### What is needed
Filter the entries, keeping every line with the word "name".

### The data
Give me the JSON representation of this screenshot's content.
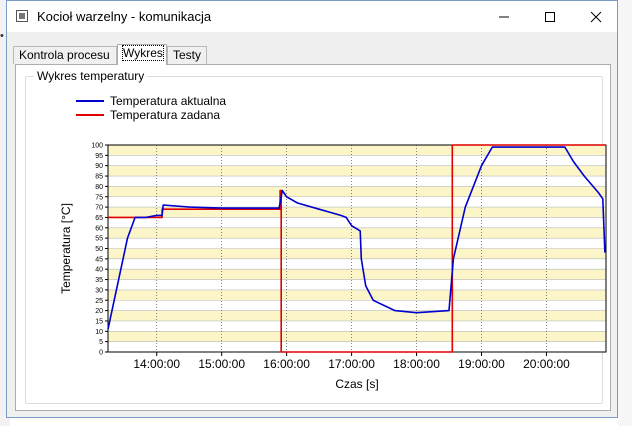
{
  "window": {
    "title": "Kocioł warzelny - komunikacja",
    "minimize_icon": "minimize-icon",
    "maximize_icon": "maximize-icon",
    "close_icon": "close-icon"
  },
  "tabs": [
    {
      "label": "Kontrola procesu",
      "active": false
    },
    {
      "label": "Wykres",
      "active": true
    },
    {
      "label": "Testy",
      "active": false
    }
  ],
  "group": {
    "title": "Wykres temperatury"
  },
  "colors": {
    "actual": "#0000d0",
    "setpoint": "#e00000",
    "band_yellow": "#fbf5c8",
    "band_white": "#ffffff"
  },
  "chart_data": {
    "type": "line",
    "title": "",
    "xlabel": "Czas [s]",
    "ylabel": "Temperatura [°C]",
    "xlim": [
      "13:15:00",
      "20:55:00"
    ],
    "ylim": [
      0,
      100
    ],
    "grid": true,
    "legend_position": "top-left",
    "x_ticks": [
      "14:00:00",
      "15:00:00",
      "16:00:00",
      "17:00:00",
      "18:00:00",
      "19:00:00",
      "20:00:00"
    ],
    "y_ticks": [
      0,
      5,
      10,
      15,
      20,
      25,
      30,
      35,
      40,
      45,
      50,
      55,
      60,
      65,
      70,
      75,
      80,
      85,
      90,
      95,
      100
    ],
    "series": [
      {
        "name": "Temperatura aktualna",
        "color": "#0000d0",
        "points": [
          [
            "13:15:00",
            11
          ],
          [
            "13:33:00",
            55
          ],
          [
            "13:40:00",
            65
          ],
          [
            "13:50:00",
            65
          ],
          [
            "14:00:00",
            66
          ],
          [
            "14:05:00",
            66
          ],
          [
            "14:06:00",
            71
          ],
          [
            "14:30:00",
            70
          ],
          [
            "15:00:00",
            69.5
          ],
          [
            "15:30:00",
            69.5
          ],
          [
            "15:53:00",
            69.5
          ],
          [
            "15:56:00",
            78
          ],
          [
            "16:00:00",
            75
          ],
          [
            "16:10:00",
            72
          ],
          [
            "16:30:00",
            69
          ],
          [
            "16:50:00",
            66
          ],
          [
            "16:55:00",
            65
          ],
          [
            "17:00:00",
            61
          ],
          [
            "17:08:00",
            58.5
          ],
          [
            "17:09:00",
            45
          ],
          [
            "17:13:00",
            32
          ],
          [
            "17:20:00",
            25
          ],
          [
            "17:40:00",
            20
          ],
          [
            "18:00:00",
            19
          ],
          [
            "18:30:00",
            20
          ],
          [
            "18:34:00",
            45
          ],
          [
            "18:45:00",
            70
          ],
          [
            "19:00:00",
            90
          ],
          [
            "19:10:00",
            99
          ],
          [
            "19:30:00",
            99
          ],
          [
            "20:00:00",
            99
          ],
          [
            "20:17:00",
            99
          ],
          [
            "20:25:00",
            92
          ],
          [
            "20:35:00",
            85
          ],
          [
            "20:48:00",
            77
          ],
          [
            "20:52:00",
            74
          ],
          [
            "20:54:00",
            48
          ]
        ]
      },
      {
        "name": "Temperatura zadana",
        "color": "#e00000",
        "points": [
          [
            "13:15:00",
            65
          ],
          [
            "14:05:00",
            65
          ],
          [
            "14:05:00",
            69
          ],
          [
            "15:54:00",
            69
          ],
          [
            "15:54:00",
            78
          ],
          [
            "15:55:00",
            78
          ],
          [
            "15:55:00",
            0
          ],
          [
            "18:33:00",
            0
          ],
          [
            "18:33:00",
            100
          ],
          [
            "20:55:00",
            100
          ]
        ]
      }
    ]
  }
}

### Completed task
        "name": "Temperatura aktualna",
        "name": "Temperatura zadana",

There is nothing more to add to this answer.